---------- MATERIAL FOR THIS EXERCISE

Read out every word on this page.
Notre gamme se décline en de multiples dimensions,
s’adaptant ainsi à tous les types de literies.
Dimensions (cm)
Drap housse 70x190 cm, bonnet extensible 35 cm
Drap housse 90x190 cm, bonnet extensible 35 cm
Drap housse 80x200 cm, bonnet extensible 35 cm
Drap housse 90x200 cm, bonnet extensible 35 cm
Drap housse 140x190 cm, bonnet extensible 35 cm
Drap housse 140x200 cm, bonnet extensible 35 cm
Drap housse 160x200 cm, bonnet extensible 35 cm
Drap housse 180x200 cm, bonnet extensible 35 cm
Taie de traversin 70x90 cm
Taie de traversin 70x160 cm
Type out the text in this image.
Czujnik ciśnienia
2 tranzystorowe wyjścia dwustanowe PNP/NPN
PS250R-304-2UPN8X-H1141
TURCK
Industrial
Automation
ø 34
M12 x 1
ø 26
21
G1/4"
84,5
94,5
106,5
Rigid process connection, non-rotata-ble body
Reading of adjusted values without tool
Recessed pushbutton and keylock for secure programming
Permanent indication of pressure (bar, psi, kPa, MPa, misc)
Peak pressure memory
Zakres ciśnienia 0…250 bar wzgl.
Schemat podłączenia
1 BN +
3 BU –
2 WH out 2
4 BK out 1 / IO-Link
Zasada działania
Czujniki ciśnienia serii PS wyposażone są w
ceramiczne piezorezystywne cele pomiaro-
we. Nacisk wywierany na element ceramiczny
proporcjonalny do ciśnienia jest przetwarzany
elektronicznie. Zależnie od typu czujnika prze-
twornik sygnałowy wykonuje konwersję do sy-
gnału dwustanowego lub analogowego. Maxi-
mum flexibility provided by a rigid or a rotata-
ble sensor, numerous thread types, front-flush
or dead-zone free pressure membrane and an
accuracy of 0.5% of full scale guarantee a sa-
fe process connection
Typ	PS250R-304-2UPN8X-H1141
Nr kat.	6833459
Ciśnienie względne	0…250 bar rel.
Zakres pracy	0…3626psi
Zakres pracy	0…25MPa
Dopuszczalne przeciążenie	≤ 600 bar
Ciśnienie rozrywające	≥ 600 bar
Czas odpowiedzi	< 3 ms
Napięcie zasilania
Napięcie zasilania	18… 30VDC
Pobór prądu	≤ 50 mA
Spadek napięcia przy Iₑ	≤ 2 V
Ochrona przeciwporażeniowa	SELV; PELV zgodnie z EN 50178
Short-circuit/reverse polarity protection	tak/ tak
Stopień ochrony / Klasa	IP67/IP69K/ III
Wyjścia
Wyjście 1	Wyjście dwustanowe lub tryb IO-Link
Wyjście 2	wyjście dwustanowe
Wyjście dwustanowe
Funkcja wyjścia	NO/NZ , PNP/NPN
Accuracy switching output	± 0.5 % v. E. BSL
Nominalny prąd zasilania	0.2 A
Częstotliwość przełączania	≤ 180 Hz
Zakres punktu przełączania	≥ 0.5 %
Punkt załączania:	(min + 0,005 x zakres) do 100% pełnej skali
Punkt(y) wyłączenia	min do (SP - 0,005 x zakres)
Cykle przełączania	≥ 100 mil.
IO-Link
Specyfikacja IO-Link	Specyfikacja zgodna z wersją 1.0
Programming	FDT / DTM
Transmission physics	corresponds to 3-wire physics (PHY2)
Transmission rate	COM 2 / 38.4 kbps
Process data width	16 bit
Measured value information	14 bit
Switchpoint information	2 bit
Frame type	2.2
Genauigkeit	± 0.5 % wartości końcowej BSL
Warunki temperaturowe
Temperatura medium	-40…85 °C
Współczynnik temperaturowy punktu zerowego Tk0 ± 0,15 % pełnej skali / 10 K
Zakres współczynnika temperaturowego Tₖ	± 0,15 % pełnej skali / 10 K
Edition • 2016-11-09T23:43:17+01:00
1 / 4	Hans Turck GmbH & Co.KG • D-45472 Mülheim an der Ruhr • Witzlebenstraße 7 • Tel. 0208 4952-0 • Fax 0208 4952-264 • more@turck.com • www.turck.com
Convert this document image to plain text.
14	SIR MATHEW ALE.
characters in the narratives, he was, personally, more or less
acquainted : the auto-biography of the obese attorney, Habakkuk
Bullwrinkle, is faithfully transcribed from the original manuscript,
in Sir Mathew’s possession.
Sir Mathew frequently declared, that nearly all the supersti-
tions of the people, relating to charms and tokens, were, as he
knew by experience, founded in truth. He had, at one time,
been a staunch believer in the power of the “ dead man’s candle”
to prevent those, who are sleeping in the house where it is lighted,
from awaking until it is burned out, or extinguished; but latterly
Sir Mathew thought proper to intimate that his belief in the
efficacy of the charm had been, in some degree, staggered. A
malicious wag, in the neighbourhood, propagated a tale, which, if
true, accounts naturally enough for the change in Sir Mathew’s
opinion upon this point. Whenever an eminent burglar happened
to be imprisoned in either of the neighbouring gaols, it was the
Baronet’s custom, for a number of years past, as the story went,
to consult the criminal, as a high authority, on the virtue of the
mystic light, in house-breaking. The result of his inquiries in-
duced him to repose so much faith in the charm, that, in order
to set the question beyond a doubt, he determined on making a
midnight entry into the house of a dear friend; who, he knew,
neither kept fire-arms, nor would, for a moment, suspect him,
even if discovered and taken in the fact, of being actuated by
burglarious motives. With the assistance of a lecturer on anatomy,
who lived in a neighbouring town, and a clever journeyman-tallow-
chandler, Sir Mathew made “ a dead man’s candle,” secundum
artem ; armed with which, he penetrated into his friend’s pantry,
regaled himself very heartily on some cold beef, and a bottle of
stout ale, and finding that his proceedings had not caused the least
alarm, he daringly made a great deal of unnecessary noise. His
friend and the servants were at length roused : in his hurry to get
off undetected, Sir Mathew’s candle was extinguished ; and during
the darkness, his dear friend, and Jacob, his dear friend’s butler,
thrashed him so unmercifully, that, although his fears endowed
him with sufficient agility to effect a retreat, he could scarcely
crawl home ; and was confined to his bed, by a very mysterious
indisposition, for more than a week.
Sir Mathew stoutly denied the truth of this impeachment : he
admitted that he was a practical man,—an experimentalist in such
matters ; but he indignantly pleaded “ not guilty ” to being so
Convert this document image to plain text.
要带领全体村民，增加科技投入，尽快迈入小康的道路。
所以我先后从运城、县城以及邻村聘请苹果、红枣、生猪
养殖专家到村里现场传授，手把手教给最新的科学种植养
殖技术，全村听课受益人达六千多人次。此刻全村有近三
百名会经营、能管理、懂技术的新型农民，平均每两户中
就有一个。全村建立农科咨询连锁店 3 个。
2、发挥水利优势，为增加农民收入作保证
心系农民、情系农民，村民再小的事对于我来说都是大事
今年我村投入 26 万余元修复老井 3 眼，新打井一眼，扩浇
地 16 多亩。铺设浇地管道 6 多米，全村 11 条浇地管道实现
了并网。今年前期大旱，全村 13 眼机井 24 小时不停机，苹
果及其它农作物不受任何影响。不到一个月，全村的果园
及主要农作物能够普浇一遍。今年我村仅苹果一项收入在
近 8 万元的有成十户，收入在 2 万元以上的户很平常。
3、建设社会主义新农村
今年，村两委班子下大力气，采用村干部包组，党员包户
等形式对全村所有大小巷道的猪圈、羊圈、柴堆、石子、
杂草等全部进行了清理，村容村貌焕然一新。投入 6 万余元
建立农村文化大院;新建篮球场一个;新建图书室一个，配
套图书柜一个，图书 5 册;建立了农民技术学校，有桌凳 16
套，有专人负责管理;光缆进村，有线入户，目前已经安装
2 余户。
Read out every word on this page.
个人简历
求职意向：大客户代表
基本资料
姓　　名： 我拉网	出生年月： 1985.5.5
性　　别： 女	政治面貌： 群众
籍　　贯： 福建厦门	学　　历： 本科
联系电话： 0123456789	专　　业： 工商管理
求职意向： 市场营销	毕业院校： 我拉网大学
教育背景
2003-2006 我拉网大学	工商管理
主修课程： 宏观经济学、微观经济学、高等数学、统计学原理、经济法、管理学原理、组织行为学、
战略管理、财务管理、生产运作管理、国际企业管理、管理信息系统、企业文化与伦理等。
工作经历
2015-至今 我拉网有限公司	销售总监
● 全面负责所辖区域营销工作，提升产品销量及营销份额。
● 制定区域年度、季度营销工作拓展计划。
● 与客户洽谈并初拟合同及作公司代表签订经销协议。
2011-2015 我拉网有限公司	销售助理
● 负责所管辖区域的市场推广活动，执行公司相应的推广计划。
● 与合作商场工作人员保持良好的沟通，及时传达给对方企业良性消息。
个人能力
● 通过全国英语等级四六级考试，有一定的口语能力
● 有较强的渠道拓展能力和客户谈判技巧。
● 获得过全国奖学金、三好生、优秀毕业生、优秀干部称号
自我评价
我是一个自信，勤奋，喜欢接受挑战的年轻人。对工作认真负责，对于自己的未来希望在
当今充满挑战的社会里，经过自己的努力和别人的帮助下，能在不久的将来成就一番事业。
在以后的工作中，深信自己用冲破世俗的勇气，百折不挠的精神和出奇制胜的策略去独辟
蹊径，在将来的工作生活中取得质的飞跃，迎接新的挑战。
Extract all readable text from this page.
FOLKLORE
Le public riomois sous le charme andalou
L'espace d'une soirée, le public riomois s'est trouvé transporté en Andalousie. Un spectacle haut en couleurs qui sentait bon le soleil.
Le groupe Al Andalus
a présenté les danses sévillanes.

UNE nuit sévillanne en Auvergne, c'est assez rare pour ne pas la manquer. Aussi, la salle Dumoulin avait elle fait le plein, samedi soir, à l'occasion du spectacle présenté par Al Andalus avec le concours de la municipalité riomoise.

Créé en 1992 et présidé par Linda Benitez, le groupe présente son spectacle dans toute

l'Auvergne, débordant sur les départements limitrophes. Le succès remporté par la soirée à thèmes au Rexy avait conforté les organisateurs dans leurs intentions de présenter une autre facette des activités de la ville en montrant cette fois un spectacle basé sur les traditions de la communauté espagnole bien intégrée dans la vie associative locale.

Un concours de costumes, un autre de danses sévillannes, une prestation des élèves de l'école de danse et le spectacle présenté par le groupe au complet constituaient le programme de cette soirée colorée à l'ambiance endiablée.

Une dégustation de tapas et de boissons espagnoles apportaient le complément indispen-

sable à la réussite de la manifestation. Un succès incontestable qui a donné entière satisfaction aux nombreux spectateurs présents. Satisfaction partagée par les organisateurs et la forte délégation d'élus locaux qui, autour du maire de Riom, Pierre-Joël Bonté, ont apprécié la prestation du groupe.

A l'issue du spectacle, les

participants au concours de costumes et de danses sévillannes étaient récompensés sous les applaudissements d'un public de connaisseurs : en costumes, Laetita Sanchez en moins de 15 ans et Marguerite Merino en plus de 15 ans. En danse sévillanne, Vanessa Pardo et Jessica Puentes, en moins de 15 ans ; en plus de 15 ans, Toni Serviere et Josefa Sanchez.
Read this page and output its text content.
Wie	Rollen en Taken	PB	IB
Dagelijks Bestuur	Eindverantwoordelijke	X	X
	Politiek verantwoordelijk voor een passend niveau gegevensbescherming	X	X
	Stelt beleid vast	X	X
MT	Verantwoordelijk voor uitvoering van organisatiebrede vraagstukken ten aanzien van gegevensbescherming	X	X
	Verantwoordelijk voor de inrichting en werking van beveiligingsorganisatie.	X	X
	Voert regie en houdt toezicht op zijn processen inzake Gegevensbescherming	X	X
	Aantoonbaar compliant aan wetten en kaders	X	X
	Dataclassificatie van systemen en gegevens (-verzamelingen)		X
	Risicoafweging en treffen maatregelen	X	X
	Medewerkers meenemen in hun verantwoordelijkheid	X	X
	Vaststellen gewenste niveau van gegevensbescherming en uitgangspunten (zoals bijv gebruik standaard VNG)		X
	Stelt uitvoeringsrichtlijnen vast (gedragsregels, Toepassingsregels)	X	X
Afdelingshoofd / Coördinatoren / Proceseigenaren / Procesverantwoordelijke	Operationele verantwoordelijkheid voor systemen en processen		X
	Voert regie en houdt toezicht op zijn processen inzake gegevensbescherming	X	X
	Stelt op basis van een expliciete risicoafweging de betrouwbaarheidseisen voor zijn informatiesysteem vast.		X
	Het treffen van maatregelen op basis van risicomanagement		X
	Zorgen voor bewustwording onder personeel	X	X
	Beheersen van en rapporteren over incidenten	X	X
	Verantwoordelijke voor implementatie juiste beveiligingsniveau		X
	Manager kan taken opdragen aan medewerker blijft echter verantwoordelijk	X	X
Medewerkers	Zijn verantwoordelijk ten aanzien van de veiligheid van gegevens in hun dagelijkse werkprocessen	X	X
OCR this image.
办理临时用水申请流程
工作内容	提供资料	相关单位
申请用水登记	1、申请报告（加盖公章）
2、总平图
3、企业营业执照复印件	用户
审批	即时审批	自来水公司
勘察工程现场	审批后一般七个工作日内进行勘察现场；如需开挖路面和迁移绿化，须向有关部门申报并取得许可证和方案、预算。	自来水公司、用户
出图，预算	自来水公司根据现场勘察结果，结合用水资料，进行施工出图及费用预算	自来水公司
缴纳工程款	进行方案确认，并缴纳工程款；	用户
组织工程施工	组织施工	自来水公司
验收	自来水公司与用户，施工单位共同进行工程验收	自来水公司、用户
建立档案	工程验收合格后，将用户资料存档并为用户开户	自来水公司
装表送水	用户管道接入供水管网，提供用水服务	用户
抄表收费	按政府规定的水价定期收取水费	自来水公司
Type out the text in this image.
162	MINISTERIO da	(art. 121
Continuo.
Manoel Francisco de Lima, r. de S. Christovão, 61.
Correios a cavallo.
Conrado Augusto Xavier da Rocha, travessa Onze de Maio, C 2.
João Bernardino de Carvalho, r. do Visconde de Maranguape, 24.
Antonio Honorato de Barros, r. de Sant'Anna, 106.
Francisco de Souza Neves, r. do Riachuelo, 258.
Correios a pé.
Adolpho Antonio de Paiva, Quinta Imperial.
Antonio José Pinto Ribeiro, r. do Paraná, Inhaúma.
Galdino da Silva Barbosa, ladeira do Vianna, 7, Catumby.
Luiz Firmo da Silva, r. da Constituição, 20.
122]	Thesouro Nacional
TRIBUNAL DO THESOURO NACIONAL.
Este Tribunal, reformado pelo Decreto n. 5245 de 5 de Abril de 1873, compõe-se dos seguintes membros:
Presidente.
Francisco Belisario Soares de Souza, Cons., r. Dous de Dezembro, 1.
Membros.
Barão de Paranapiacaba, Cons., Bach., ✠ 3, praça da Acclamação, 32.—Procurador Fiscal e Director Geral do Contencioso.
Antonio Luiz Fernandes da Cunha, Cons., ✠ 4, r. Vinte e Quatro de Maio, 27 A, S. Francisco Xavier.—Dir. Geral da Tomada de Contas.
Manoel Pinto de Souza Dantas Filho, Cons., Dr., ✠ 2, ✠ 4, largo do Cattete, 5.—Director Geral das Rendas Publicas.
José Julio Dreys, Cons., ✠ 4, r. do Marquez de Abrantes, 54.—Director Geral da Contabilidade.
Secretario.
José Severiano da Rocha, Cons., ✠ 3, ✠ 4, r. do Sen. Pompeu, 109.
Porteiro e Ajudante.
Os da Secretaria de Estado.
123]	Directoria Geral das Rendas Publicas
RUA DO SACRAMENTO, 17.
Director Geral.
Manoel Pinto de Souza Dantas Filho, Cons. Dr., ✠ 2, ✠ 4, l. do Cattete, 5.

--------------------

INSTRUCTIONS TO FOLLOW =>
Determine how many of the lines above hold the word "costumes", and output that number by itself.

REPLY TO THE TASK =>
2